INSTRUCTIONS TO FOLLOW: Repeat each entry as written and leave the images out of the copy.

::::

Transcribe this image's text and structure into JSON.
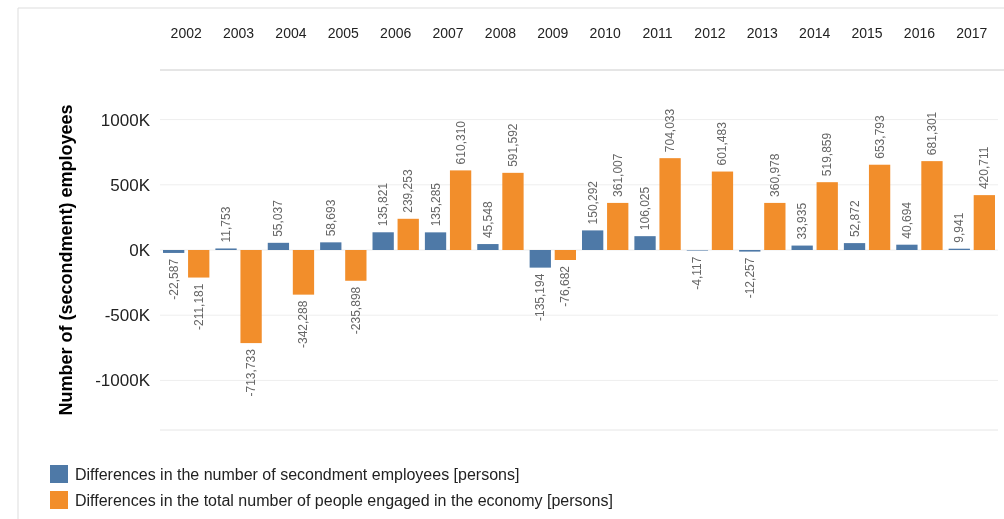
{
  "chart_data": {
    "type": "bar",
    "ylabel": "Number of (secondment) employees",
    "categories": [
      "2002",
      "2003",
      "2004",
      "2005",
      "2006",
      "2007",
      "2008",
      "2009",
      "2010",
      "2011",
      "2012",
      "2013",
      "2014",
      "2015",
      "2016",
      "2017"
    ],
    "series": [
      {
        "name": "Differences in the number of secondment employees [persons]",
        "color": "#4e79a7",
        "values": [
          -22587,
          11753,
          55037,
          58693,
          135821,
          135285,
          45548,
          -135194,
          150292,
          106025,
          -4117,
          -12257,
          33935,
          52872,
          40694,
          9941
        ],
        "value_labels": [
          "-22,587",
          "11,753",
          "55,037",
          "58,693",
          "135,821",
          "135,285",
          "45,548",
          "-135,194",
          "150,292",
          "106,025",
          "-4,117",
          "-12,257",
          "33,935",
          "52,872",
          "40,694",
          "9,941"
        ]
      },
      {
        "name": "Differences in the total number of people engaged in the economy [persons]",
        "color": "#f28e2b",
        "values": [
          -211181,
          -713733,
          -342288,
          -235898,
          239253,
          610310,
          591592,
          -76682,
          361007,
          704033,
          601483,
          360978,
          519859,
          653793,
          681301,
          420711
        ],
        "value_labels": [
          "-211,181",
          "-713,733",
          "-342,288",
          "-235,898",
          "239,253",
          "610,310",
          "591,592",
          "-76,682",
          "361,007",
          "704,033",
          "601,483",
          "360,978",
          "519,859",
          "653,793",
          "681,301",
          "420,711"
        ]
      }
    ],
    "ylim": [
      -1380000,
      1380000
    ],
    "yticks": [
      {
        "value": -1000000,
        "label": "-1000K"
      },
      {
        "value": -500000,
        "label": "-500K"
      },
      {
        "value": 0,
        "label": "0K"
      },
      {
        "value": 500000,
        "label": "500K"
      },
      {
        "value": 1000000,
        "label": "1000K"
      }
    ],
    "grid": "y",
    "legend": "bottom left"
  }
}
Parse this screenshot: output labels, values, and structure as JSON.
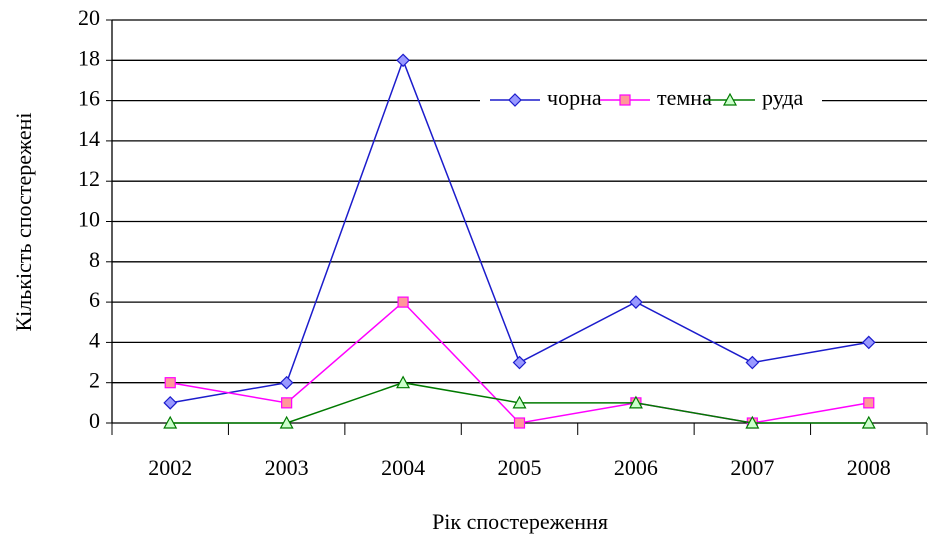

::::

ANSWER IN FULL:
Transcribe this image's text and structure into JSON.
{
  "chart_data": {
    "type": "bar",
    "ylabel": "Number of (secondment) employees",
    "categories": [
      "2002",
      "2003",
      "2004",
      "2005",
      "2006",
      "2007",
      "2008",
      "2009",
      "2010",
      "2011",
      "2012",
      "2013",
      "2014",
      "2015",
      "2016",
      "2017"
    ],
    "series": [
      {
        "name": "Differences in the number of secondment employees [persons]",
        "color": "#4e79a7",
        "values": [
          -22587,
          11753,
          55037,
          58693,
          135821,
          135285,
          45548,
          -135194,
          150292,
          106025,
          -4117,
          -12257,
          33935,
          52872,
          40694,
          9941
        ],
        "value_labels": [
          "-22,587",
          "11,753",
          "55,037",
          "58,693",
          "135,821",
          "135,285",
          "45,548",
          "-135,194",
          "150,292",
          "106,025",
          "-4,117",
          "-12,257",
          "33,935",
          "52,872",
          "40,694",
          "9,941"
        ]
      },
      {
        "name": "Differences in the total number of people engaged in the economy [persons]",
        "color": "#f28e2b",
        "values": [
          -211181,
          -713733,
          -342288,
          -235898,
          239253,
          610310,
          591592,
          -76682,
          361007,
          704033,
          601483,
          360978,
          519859,
          653793,
          681301,
          420711
        ],
        "value_labels": [
          "-211,181",
          "-713,733",
          "-342,288",
          "-235,898",
          "239,253",
          "610,310",
          "591,592",
          "-76,682",
          "361,007",
          "704,033",
          "601,483",
          "360,978",
          "519,859",
          "653,793",
          "681,301",
          "420,711"
        ]
      }
    ],
    "ylim": [
      -1380000,
      1380000
    ],
    "yticks": [
      {
        "value": -1000000,
        "label": "-1000K"
      },
      {
        "value": -500000,
        "label": "-500K"
      },
      {
        "value": 0,
        "label": "0K"
      },
      {
        "value": 500000,
        "label": "500K"
      },
      {
        "value": 1000000,
        "label": "1000K"
      }
    ],
    "grid": "y",
    "legend": "bottom left"
  }
}
Parse this screenshot: output labels, values, and structure as JSON.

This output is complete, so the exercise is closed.